• What is needed
Express everything in the data from the line containing "List UI elements" down to the line containing "data-item-label: 1. Note (229, 545, 278, 563)" as a JSON list of strings, one string per line. Skip blank lines and leave the pictures out of the answer.

• Data section
+-------+

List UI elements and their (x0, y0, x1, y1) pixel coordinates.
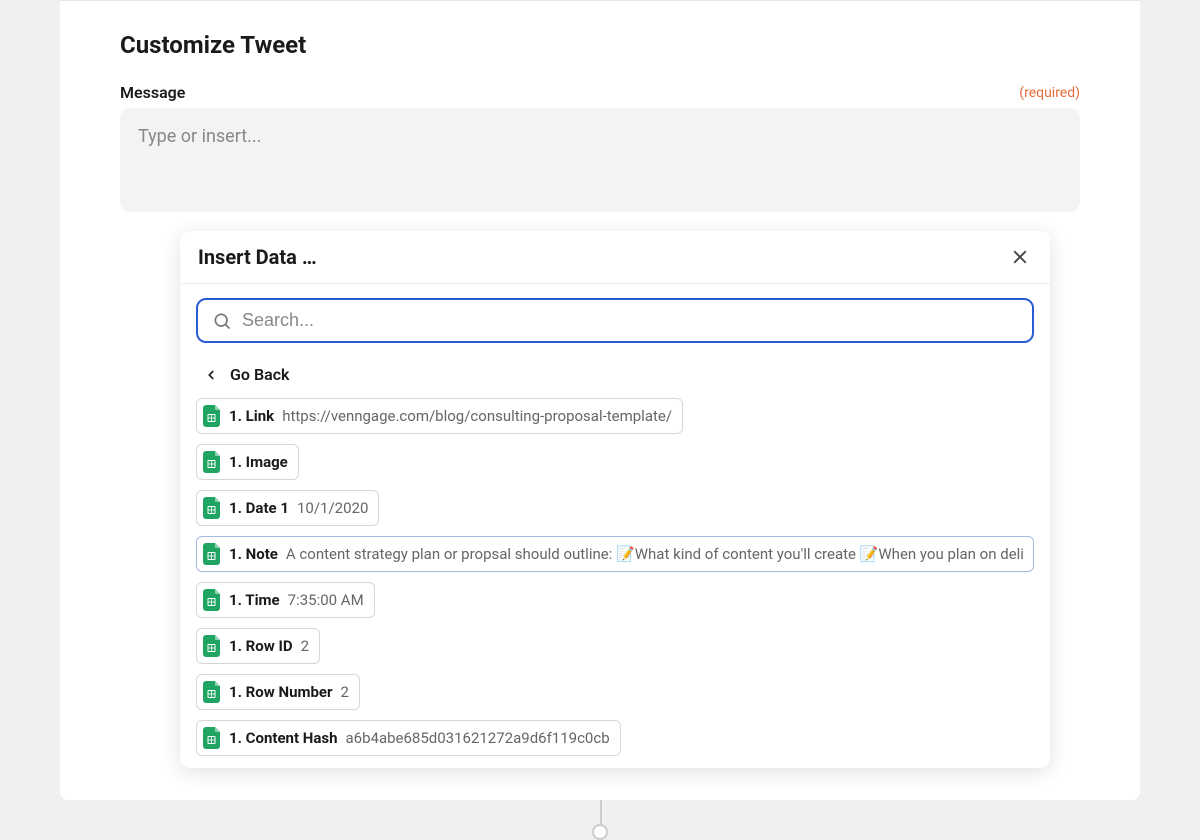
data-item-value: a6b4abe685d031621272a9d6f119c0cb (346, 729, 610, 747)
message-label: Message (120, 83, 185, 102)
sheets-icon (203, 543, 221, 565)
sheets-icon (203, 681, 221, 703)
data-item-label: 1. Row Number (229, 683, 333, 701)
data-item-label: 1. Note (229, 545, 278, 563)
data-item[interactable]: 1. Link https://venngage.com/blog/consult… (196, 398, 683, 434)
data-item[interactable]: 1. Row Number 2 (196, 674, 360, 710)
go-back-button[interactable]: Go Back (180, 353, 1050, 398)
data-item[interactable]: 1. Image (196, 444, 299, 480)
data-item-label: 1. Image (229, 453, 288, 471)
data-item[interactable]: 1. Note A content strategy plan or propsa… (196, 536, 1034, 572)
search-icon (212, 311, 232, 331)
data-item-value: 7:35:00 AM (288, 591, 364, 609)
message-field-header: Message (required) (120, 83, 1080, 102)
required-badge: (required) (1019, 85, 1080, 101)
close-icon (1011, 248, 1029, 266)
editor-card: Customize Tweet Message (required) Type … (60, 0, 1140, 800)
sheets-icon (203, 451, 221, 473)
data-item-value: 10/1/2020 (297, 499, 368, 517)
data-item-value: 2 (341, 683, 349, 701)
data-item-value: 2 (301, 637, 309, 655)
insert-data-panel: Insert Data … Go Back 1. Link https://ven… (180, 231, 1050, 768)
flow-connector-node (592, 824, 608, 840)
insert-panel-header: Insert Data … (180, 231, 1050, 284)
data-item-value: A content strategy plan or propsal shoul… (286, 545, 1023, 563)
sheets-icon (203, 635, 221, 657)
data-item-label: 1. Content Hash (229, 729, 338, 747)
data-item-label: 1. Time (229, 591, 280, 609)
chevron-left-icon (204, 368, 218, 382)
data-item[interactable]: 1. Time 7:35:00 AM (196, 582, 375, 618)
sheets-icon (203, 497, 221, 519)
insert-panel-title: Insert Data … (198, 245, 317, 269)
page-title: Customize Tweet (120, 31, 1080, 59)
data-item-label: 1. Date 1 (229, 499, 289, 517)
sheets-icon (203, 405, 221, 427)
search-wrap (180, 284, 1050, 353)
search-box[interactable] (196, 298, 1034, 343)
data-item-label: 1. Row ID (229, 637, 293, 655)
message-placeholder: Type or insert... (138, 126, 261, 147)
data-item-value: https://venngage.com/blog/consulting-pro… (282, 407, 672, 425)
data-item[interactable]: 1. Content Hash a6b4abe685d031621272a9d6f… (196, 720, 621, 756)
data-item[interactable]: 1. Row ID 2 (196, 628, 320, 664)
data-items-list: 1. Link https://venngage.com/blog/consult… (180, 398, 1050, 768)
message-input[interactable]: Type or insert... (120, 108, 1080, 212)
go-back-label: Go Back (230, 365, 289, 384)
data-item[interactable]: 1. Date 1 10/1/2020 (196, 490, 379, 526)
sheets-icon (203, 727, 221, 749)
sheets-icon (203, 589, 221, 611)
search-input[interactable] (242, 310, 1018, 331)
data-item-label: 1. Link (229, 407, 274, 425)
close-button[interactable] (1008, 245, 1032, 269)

+-------+

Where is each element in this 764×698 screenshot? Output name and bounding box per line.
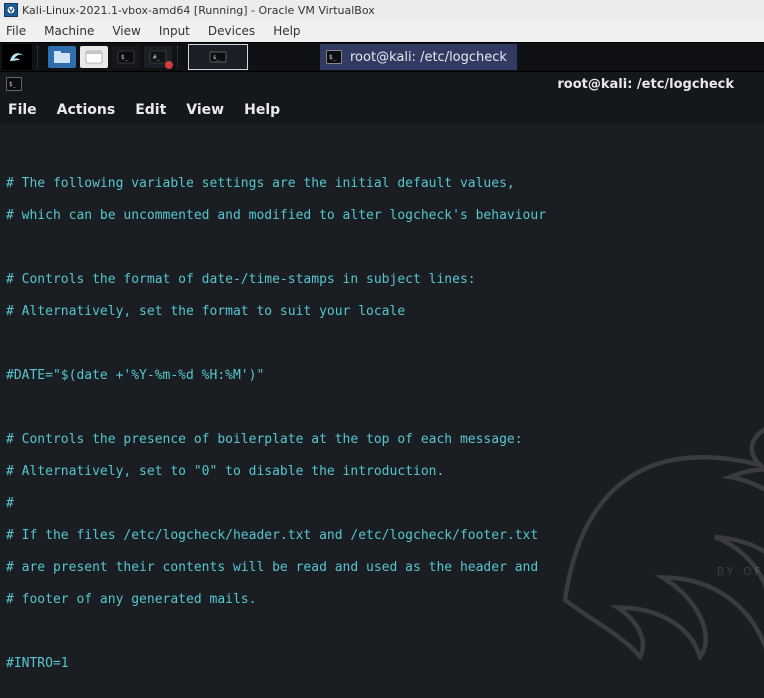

+-------+

• Correct result
[
  "List UI elements and their (x0, y0, x1, y1) pixel coordinates.",
  "data-item-value: a6b4abe685d031621272a9d6f119c0cb (346, 729, 610, 747)",
  "message-label: Message (120, 83, 185, 102)",
  "sheets-icon (203, 543, 221, 565)",
  "sheets-icon (203, 681, 221, 703)",
  "data-item-label: 1. Row Number (229, 683, 333, 701)",
  "data-item-label: 1. Note (229, 545, 278, 563)"
]